### Prompt
Retype every entry exactly, character for character.

### Data supplied
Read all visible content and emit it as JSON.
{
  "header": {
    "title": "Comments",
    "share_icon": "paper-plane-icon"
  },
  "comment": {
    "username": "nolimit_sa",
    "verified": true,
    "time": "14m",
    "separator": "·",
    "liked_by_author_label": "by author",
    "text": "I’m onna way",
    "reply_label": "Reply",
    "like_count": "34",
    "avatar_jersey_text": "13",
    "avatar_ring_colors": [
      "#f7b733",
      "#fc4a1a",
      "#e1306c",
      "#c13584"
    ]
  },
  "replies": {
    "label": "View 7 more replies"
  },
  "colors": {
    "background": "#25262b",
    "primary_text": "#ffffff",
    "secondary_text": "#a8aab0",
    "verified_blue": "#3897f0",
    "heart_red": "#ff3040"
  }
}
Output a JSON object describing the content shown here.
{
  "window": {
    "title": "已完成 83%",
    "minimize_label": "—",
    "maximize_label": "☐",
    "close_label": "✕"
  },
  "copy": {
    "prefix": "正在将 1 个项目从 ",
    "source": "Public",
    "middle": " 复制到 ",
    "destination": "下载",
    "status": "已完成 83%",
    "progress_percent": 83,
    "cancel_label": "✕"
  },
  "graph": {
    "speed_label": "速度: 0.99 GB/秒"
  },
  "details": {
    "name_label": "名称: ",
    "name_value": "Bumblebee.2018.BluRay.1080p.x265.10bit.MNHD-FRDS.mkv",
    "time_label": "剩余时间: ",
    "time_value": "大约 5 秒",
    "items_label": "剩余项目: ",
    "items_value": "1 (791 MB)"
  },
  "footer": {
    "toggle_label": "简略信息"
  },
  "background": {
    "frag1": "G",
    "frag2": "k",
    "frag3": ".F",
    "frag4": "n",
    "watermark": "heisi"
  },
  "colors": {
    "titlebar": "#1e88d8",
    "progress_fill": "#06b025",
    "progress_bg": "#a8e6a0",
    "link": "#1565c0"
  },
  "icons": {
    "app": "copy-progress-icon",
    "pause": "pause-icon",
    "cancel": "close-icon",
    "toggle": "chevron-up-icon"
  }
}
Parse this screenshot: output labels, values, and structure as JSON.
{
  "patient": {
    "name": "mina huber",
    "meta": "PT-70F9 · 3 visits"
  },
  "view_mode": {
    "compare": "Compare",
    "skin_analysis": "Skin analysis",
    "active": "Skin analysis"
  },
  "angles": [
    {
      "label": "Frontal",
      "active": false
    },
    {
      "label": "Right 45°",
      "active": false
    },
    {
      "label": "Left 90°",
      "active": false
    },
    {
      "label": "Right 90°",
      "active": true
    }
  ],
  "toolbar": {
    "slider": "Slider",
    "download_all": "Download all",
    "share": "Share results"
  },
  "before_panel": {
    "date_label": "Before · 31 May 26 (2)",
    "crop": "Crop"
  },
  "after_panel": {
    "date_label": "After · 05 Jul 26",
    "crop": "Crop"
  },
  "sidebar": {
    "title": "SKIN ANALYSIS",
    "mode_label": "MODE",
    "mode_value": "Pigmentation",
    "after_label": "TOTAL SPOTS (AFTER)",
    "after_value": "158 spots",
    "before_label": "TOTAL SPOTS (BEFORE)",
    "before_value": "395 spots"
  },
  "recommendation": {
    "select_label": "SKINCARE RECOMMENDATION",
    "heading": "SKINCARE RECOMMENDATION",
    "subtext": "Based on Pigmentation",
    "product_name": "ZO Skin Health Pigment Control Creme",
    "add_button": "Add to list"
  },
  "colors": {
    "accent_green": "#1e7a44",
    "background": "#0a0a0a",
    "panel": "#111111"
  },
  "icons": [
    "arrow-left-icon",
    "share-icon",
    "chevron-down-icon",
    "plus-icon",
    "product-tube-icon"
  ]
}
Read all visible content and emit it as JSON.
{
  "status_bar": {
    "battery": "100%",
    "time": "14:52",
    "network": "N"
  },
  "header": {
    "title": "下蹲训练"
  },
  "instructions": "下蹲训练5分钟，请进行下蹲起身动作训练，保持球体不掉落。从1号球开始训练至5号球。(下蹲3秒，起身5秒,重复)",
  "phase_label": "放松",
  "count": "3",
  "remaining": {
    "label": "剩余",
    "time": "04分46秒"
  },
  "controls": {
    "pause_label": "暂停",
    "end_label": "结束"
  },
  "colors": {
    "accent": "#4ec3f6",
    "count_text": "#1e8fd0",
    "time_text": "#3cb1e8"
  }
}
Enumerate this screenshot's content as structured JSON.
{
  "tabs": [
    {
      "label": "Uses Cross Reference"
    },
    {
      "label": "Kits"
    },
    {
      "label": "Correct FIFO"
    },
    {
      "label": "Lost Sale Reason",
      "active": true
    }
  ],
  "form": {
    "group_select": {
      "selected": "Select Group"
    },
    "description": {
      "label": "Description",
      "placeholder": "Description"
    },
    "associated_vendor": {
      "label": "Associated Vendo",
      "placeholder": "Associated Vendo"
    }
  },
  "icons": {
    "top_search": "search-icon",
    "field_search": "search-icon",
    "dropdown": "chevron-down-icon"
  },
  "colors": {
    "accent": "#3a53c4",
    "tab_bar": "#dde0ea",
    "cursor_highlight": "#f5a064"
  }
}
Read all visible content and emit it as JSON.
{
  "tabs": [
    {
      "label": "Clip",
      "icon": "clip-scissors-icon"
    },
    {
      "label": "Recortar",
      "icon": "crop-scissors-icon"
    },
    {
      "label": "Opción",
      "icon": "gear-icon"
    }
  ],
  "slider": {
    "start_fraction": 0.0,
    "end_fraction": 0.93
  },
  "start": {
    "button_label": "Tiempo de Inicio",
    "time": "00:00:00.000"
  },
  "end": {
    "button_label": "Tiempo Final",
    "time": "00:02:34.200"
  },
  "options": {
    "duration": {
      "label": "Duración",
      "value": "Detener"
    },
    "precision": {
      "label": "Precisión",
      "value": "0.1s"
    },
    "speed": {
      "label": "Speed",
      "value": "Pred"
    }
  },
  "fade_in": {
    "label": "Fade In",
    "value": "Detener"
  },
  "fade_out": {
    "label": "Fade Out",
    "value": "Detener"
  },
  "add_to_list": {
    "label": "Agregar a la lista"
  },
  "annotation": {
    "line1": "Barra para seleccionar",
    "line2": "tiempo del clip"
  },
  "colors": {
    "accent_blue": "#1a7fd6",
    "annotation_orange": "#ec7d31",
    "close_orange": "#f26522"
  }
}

### Worked solution
Read all visible content and emit it as JSON.
{
  "header": {
    "title": "Comments",
    "share_icon": "paper-plane-icon"
  },
  "comment": {
    "username": "nolimit_sa",
    "verified": true,
    "time": "14m",
    "separator": "·",
    "liked_by_author_label": "by author",
    "text": "I’m onna way",
    "reply_label": "Reply",
    "like_count": "34",
    "avatar_jersey_text": "13",
    "avatar_ring_colors": [
      "#f7b733",
      "#fc4a1a",
      "#e1306c",
      "#c13584"
    ]
  },
  "replies": {
    "label": "View 7 more replies"
  },
  "colors": {
    "background": "#25262b",
    "primary_text": "#ffffff",
    "secondary_text": "#a8aab0",
    "verified_blue": "#3897f0",
    "heart_red": "#ff3040"
  }
}
Output a JSON object describing the content shown here.
{
  "window": {
    "title": "已完成 83%",
    "minimize_label": "—",
    "maximize_label": "☐",
    "close_label": "✕"
  },
  "copy": {
    "prefix": "正在将 1 个项目从 ",
    "source": "Public",
    "middle": " 复制到 ",
    "destination": "下载",
    "status": "已完成 83%",
    "progress_percent": 83,
    "cancel_label": "✕"
  },
  "graph": {
    "speed_label": "速度: 0.99 GB/秒"
  },
  "details": {
    "name_label": "名称: ",
    "name_value": "Bumblebee.2018.BluRay.1080p.x265.10bit.MNHD-FRDS.mkv",
    "time_label": "剩余时间: ",
    "time_value": "大约 5 秒",
    "items_label": "剩余项目: ",
    "items_value": "1 (791 MB)"
  },
  "footer": {
    "toggle_label": "简略信息"
  },
  "background": {
    "frag1": "G",
    "frag2": "k",
    "frag3": ".F",
    "frag4": "n",
    "watermark": "heisi"
  },
  "colors": {
    "titlebar": "#1e88d8",
    "progress_fill": "#06b025",
    "progress_bg": "#a8e6a0",
    "link": "#1565c0"
  },
  "icons": {
    "app": "copy-progress-icon",
    "pause": "pause-icon",
    "cancel": "close-icon",
    "toggle": "chevron-up-icon"
  }
}
Parse this screenshot: output labels, values, and structure as JSON.
{
  "patient": {
    "name": "mina huber",
    "meta": "PT-70F9 · 3 visits"
  },
  "view_mode": {
    "compare": "Compare",
    "skin_analysis": "Skin analysis",
    "active": "Skin analysis"
  },
  "angles": [
    {
      "label": "Frontal",
      "active": false
    },
    {
      "label": "Right 45°",
      "active": false
    },
    {
      "label": "Left 90°",
      "active": false
    },
    {
      "label": "Right 90°",
      "active": true
    }
  ],
  "toolbar": {
    "slider": "Slider",
    "download_all": "Download all",
    "share": "Share results"
  },
  "before_panel": {
    "date_label": "Before · 31 May 26 (2)",
    "crop": "Crop"
  },
  "after_panel": {
    "date_label": "After · 05 Jul 26",
    "crop": "Crop"
  },
  "sidebar": {
    "title": "SKIN ANALYSIS",
    "mode_label": "MODE",
    "mode_value": "Pigmentation",
    "after_label": "TOTAL SPOTS (AFTER)",
    "after_value": "158 spots",
    "before_label": "TOTAL SPOTS (BEFORE)",
    "before_value": "395 spots"
  },
  "recommendation": {
    "select_label": "SKINCARE RECOMMENDATION",
    "heading": "SKINCARE RECOMMENDATION",
    "subtext": "Based on Pigmentation",
    "product_name": "ZO Skin Health Pigment Control Creme",
    "add_button": "Add to list"
  },
  "colors": {
    "accent_green": "#1e7a44",
    "background": "#0a0a0a",
    "panel": "#111111"
  },
  "icons": [
    "arrow-left-icon",
    "share-icon",
    "chevron-down-icon",
    "plus-icon",
    "product-tube-icon"
  ]
}
Read all visible content and emit it as JSON.
{
  "status_bar": {
    "battery": "100%",
    "time": "14:52",
    "network": "N"
  },
  "header": {
    "title": "下蹲训练"
  },
  "instructions": "下蹲训练5分钟，请进行下蹲起身动作训练，保持球体不掉落。从1号球开始训练至5号球。(下蹲3秒，起身5秒,重复)",
  "phase_label": "放松",
  "count": "3",
  "remaining": {
    "label": "剩余",
    "time": "04分46秒"
  },
  "controls": {
    "pause_label": "暂停",
    "end_label": "结束"
  },
  "colors": {
    "accent": "#4ec3f6",
    "count_text": "#1e8fd0",
    "time_text": "#3cb1e8"
  }
}
Enumerate this screenshot's content as structured JSON.
{
  "tabs": [
    {
      "label": "Uses Cross Reference"
    },
    {
      "label": "Kits"
    },
    {
      "label": "Correct FIFO"
    },
    {
      "label": "Lost Sale Reason",
      "active": true
    }
  ],
  "form": {
    "group_select": {
      "selected": "Select Group"
    },
    "description": {
      "label": "Description",
      "placeholder": "Description"
    },
    "associated_vendor": {
      "label": "Associated Vendo",
      "placeholder": "Associated Vendo"
    }
  },
  "icons": {
    "top_search": "search-icon",
    "field_search": "search-icon",
    "dropdown": "chevron-down-icon"
  },
  "colors": {
    "accent": "#3a53c4",
    "tab_bar": "#dde0ea",
    "cursor_highlight": "#f5a064"
  }
}
Read all visible content and emit it as JSON.
{
  "tabs": [
    {
      "label": "Clip",
      "icon": "clip-scissors-icon"
    },
    {
      "label": "Recortar",
      "icon": "crop-scissors-icon"
    },
    {
      "label": "Opción",
      "icon": "gear-icon"
    }
  ],
  "slider": {
    "start_fraction": 0.0,
    "end_fraction": 0.93
  },
  "start": {
    "button_label": "Tiempo de Inicio",
    "time": "00:00:00.000"
  },
  "end": {
    "button_label": "Tiempo Final",
    "time": "00:02:34.200"
  },
  "options": {
    "duration": {
      "label": "Duración",
      "value": "Detener"
    },
    "precision": {
      "label": "Precisión",
      "value": "0.1s"
    },
    "speed": {
      "label": "Speed",
      "value": "Pred"
    }
  },
  "fade_in": {
    "label": "Fade In",
    "value": "Detener"
  },
  "fade_out": {
    "label": "Fade Out",
    "value": "Detener"
  },
  "add_to_list": {
    "label": "Agregar a la lista"
  },
  "annotation": {
    "line1": "Barra para seleccionar",
    "line2": "tiempo del clip"
  },
  "colors": {
    "accent_blue": "#1a7fd6",
    "annotation_orange": "#ec7d31",
    "close_orange": "#f26522"
  }
}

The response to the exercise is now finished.